------ INFORMATION GIVEN ------

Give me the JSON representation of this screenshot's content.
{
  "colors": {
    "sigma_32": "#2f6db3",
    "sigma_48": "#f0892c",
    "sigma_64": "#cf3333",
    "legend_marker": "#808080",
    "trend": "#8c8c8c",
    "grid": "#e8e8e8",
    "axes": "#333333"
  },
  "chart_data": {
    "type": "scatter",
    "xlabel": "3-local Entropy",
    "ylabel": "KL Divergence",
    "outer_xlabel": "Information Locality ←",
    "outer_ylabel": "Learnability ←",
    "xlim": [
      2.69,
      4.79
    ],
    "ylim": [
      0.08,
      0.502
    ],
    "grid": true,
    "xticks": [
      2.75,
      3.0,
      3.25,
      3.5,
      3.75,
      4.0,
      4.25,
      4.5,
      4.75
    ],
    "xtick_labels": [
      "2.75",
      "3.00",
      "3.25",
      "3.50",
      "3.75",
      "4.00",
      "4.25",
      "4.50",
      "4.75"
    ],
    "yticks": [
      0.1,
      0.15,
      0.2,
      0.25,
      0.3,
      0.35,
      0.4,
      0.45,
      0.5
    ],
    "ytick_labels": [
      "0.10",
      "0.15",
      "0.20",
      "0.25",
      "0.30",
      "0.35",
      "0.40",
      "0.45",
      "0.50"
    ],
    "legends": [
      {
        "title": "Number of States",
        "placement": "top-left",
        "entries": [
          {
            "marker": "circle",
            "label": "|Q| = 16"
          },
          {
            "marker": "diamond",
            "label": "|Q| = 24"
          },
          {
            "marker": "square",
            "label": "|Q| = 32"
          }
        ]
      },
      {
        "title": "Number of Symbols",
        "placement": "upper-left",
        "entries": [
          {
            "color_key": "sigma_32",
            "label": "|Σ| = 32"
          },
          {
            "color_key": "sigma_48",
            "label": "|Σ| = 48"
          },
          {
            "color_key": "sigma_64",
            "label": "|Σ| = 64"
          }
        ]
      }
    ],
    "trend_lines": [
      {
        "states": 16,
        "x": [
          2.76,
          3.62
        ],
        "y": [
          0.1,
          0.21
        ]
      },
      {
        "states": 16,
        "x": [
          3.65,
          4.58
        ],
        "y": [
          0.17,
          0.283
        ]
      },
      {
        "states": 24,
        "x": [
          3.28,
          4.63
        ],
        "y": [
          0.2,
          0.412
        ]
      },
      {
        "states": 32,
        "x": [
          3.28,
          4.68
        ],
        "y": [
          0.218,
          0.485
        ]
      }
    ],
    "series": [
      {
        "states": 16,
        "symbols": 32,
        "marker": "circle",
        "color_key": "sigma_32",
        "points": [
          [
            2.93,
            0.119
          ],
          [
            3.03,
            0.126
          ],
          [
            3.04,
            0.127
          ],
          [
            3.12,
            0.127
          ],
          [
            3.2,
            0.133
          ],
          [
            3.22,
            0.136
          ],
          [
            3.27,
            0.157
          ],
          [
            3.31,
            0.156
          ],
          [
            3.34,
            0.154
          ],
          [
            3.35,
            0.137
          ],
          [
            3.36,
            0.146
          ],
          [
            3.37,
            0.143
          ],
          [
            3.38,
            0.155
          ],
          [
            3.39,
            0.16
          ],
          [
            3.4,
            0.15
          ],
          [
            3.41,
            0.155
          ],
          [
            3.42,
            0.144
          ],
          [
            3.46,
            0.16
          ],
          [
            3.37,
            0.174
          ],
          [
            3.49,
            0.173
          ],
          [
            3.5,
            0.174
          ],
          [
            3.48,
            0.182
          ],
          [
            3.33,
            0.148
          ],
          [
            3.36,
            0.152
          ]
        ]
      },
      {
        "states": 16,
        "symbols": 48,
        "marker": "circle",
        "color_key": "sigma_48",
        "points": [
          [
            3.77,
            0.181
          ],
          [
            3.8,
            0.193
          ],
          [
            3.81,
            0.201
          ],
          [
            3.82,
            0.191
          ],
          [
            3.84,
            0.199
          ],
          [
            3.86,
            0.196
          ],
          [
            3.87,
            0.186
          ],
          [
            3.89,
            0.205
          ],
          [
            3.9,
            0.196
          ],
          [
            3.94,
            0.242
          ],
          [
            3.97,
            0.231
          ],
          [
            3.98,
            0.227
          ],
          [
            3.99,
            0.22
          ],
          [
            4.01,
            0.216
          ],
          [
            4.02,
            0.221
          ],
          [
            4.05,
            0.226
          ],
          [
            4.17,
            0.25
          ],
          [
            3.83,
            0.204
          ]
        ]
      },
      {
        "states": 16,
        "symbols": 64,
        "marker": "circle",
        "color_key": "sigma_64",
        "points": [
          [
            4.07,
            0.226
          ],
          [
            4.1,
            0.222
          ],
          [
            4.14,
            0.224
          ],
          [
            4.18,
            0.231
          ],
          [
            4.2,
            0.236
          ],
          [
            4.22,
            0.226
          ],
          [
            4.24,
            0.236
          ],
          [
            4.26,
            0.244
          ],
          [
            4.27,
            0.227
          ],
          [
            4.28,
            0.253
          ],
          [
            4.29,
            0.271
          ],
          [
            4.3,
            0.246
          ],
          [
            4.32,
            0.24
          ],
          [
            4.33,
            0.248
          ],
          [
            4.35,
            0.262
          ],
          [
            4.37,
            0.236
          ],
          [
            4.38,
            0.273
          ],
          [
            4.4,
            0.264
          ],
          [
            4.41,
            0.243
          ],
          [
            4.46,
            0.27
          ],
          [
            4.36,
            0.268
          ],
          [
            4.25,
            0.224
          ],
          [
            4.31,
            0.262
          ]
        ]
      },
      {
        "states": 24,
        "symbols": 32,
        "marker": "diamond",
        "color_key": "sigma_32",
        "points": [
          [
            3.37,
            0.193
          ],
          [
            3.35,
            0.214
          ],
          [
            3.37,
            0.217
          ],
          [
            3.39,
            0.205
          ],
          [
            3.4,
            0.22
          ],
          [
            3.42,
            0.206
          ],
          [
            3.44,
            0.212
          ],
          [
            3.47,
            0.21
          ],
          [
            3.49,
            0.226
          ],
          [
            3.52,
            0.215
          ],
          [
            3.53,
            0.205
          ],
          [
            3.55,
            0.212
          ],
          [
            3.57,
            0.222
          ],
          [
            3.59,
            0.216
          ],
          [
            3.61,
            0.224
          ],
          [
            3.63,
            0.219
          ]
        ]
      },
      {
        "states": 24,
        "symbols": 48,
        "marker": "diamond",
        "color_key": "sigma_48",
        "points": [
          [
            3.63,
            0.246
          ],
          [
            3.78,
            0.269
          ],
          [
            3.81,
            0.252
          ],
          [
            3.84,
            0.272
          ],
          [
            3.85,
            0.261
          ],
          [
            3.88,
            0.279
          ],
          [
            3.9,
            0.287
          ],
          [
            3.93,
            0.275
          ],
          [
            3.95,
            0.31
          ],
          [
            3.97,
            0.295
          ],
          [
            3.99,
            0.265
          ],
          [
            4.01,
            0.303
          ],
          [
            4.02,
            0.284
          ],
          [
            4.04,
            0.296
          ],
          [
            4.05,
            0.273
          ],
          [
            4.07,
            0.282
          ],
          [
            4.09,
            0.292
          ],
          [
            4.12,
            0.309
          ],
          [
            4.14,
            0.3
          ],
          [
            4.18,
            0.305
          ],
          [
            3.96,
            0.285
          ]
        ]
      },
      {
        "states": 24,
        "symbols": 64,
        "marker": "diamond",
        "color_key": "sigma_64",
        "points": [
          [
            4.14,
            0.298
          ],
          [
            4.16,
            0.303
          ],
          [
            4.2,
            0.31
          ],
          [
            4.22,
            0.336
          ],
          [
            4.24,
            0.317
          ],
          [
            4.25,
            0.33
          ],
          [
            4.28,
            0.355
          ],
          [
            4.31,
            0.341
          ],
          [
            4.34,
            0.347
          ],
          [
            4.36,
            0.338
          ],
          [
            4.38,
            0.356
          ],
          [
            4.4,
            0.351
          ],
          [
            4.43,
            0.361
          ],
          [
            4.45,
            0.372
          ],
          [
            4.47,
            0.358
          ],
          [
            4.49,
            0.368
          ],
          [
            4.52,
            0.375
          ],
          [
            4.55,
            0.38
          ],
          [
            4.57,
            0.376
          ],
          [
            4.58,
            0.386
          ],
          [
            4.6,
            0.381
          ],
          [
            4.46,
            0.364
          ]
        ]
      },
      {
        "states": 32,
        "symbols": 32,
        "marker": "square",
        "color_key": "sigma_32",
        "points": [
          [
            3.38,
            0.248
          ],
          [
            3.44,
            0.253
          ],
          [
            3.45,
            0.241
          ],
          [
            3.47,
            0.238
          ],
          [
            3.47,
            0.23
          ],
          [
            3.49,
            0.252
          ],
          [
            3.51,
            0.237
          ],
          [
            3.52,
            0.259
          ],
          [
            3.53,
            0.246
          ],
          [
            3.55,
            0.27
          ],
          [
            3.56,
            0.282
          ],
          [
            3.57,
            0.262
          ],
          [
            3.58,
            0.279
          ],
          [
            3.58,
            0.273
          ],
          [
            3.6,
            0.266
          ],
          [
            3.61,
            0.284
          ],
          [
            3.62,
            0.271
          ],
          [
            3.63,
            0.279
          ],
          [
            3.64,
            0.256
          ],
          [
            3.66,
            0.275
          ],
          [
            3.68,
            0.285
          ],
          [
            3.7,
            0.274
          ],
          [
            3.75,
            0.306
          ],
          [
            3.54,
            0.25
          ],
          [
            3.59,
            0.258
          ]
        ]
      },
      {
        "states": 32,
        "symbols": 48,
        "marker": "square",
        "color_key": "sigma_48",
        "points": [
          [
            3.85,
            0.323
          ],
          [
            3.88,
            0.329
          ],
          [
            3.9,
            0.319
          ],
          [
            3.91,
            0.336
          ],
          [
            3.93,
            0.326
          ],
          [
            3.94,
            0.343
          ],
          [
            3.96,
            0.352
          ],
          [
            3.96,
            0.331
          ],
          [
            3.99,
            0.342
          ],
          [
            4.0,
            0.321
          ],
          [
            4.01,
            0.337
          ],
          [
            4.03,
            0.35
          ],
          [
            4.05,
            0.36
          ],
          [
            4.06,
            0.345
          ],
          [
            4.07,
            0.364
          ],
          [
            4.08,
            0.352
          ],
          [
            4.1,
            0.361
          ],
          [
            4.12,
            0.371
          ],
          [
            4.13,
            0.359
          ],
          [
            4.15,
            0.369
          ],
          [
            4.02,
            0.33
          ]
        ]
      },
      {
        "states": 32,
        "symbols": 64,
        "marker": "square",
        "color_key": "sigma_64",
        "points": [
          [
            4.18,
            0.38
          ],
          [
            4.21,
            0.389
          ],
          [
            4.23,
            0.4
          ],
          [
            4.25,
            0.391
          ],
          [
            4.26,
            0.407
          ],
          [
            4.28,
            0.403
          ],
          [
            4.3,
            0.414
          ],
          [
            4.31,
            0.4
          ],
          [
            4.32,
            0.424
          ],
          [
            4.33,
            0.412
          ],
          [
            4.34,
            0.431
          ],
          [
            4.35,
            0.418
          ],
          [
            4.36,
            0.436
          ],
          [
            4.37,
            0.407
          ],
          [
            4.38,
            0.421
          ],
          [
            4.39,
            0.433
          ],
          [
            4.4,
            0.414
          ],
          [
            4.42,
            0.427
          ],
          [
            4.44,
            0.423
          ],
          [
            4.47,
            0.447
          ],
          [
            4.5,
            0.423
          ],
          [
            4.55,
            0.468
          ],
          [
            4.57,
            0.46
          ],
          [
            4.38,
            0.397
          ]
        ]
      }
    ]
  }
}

------

▸ OBJECTIVE: Copy out every line in the listing where the word "title" appears.

▸ SOLUTION TO THIS TASK:
        "title": "Number of States",
        "title": "Number of Symbols",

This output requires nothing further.